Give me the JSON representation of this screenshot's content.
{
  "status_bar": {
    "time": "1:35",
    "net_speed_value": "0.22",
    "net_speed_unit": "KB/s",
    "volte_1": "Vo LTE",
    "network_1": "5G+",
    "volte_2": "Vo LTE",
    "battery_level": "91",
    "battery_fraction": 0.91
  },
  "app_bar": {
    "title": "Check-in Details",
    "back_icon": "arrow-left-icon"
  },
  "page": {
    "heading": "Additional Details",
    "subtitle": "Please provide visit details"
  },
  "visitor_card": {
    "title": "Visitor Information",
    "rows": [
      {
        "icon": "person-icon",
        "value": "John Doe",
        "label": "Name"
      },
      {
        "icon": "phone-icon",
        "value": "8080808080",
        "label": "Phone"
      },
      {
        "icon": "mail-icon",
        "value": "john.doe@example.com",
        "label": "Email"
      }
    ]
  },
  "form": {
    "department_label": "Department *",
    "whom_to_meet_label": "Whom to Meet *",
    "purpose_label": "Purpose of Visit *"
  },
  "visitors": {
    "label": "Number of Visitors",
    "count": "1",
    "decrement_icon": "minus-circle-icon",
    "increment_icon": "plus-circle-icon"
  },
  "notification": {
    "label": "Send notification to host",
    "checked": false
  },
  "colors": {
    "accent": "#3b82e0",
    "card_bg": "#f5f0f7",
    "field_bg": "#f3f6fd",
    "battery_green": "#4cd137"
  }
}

# [Aim of the exercise]
Reproduce every record, matching each line exactly.

# [Solution for this exercise]
Give me the JSON representation of this screenshot's content.
{
  "status_bar": {
    "time": "1:35",
    "net_speed_value": "0.22",
    "net_speed_unit": "KB/s",
    "volte_1": "Vo LTE",
    "network_1": "5G+",
    "volte_2": "Vo LTE",
    "battery_level": "91",
    "battery_fraction": 0.91
  },
  "app_bar": {
    "title": "Check-in Details",
    "back_icon": "arrow-left-icon"
  },
  "page": {
    "heading": "Additional Details",
    "subtitle": "Please provide visit details"
  },
  "visitor_card": {
    "title": "Visitor Information",
    "rows": [
      {
        "icon": "person-icon",
        "value": "John Doe",
        "label": "Name"
      },
      {
        "icon": "phone-icon",
        "value": "8080808080",
        "label": "Phone"
      },
      {
        "icon": "mail-icon",
        "value": "john.doe@example.com",
        "label": "Email"
      }
    ]
  },
  "form": {
    "department_label": "Department *",
    "whom_to_meet_label": "Whom to Meet *",
    "purpose_label": "Purpose of Visit *"
  },
  "visitors": {
    "label": "Number of Visitors",
    "count": "1",
    "decrement_icon": "minus-circle-icon",
    "increment_icon": "plus-circle-icon"
  },
  "notification": {
    "label": "Send notification to host",
    "checked": false
  },
  "colors": {
    "accent": "#3b82e0",
    "card_bg": "#f5f0f7",
    "field_bg": "#f3f6fd",
    "battery_green": "#4cd137"
  }
}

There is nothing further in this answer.